_Direction_
Retype every entry exactly, character for character.

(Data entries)

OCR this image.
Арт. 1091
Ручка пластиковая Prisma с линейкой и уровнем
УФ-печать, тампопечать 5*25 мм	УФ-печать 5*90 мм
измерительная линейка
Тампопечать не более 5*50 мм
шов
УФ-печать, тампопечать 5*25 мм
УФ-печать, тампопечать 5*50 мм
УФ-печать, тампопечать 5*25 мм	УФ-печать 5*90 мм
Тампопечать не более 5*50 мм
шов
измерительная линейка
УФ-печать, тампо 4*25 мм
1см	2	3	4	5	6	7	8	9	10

_Correct response_
OCR this image.
Арт. 1091
Ручка пластиковая Prisma с линейкой и уровнем
УФ-печать, тампопечать 5*25 мм	УФ-печать 5*90 мм
измерительная линейка
Тампопечать не более 5*50 мм
шов
УФ-печать, тампопечать 5*25 мм
УФ-печать, тампопечать 5*50 мм
УФ-печать, тампопечать 5*25 мм	УФ-печать 5*90 мм
Тампопечать не более 5*50 мм
шов
измерительная линейка
УФ-печать, тампо 4*25 мм
1см	2	3	4	5	6	7	8	9	10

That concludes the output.